Reproduce the records. Keep every word exact and include no images.

++++ Material provided

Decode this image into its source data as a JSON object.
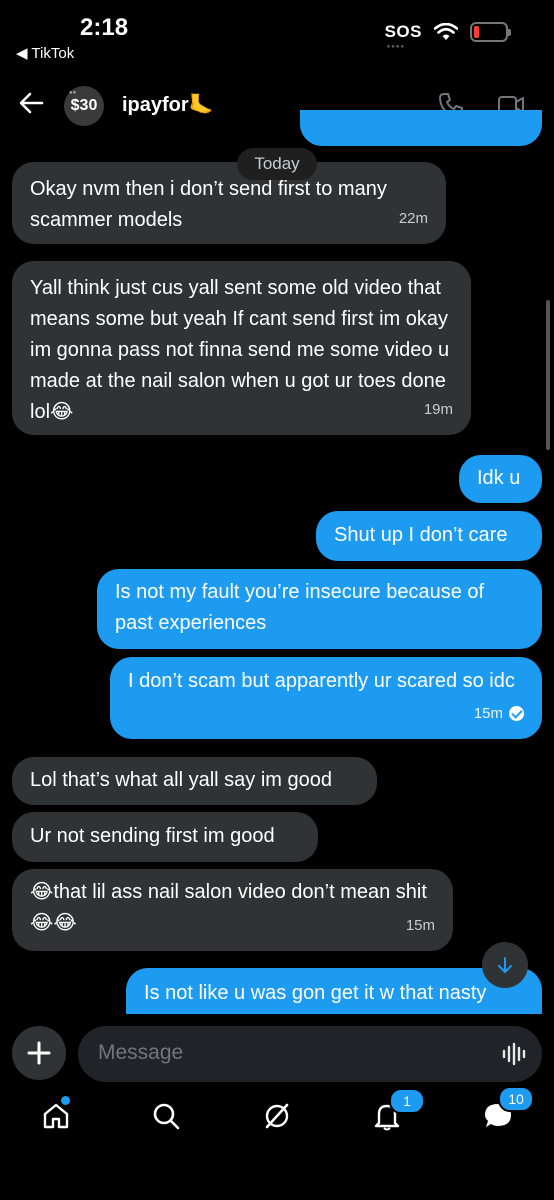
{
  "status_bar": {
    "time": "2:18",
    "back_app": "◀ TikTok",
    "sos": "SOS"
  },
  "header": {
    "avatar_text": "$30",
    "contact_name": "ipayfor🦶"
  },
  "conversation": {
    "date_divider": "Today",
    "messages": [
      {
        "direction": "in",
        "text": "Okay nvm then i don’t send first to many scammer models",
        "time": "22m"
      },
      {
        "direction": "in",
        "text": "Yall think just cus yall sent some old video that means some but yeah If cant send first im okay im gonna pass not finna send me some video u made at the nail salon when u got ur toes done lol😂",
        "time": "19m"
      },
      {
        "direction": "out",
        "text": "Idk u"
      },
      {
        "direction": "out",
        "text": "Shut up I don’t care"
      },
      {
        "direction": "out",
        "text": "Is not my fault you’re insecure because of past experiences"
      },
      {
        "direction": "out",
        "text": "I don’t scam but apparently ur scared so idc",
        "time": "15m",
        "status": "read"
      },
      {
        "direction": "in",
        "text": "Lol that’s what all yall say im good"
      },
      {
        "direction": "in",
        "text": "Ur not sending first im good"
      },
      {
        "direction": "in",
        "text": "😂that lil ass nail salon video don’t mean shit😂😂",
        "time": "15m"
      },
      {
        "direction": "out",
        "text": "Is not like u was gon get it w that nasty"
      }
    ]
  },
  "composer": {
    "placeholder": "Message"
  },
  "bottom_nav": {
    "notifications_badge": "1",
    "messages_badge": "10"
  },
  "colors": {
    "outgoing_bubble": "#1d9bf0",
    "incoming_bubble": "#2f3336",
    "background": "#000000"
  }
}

++++++++

— Solution to this task —
Decode this image into its source data as a JSON object.
{
  "status_bar": {
    "time": "2:18",
    "back_app": "◀ TikTok",
    "sos": "SOS"
  },
  "header": {
    "avatar_text": "$30",
    "contact_name": "ipayfor🦶"
  },
  "conversation": {
    "date_divider": "Today",
    "messages": [
      {
        "direction": "in",
        "text": "Okay nvm then i don’t send first to many scammer models",
        "time": "22m"
      },
      {
        "direction": "in",
        "text": "Yall think just cus yall sent some old video that means some but yeah If cant send first im okay im gonna pass not finna send me some video u made at the nail salon when u got ur toes done lol😂",
        "time": "19m"
      },
      {
        "direction": "out",
        "text": "Idk u"
      },
      {
        "direction": "out",
        "text": "Shut up I don’t care"
      },
      {
        "direction": "out",
        "text": "Is not my fault you’re insecure because of past experiences"
      },
      {
        "direction": "out",
        "text": "I don’t scam but apparently ur scared so idc",
        "time": "15m",
        "status": "read"
      },
      {
        "direction": "in",
        "text": "Lol that’s what all yall say im good"
      },
      {
        "direction": "in",
        "text": "Ur not sending first im good"
      },
      {
        "direction": "in",
        "text": "😂that lil ass nail salon video don’t mean shit😂😂",
        "time": "15m"
      },
      {
        "direction": "out",
        "text": "Is not like u was gon get it w that nasty"
      }
    ]
  },
  "composer": {
    "placeholder": "Message"
  },
  "bottom_nav": {
    "notifications_badge": "1",
    "messages_badge": "10"
  },
  "colors": {
    "outgoing_bubble": "#1d9bf0",
    "incoming_bubble": "#2f3336",
    "background": "#000000"
  }
}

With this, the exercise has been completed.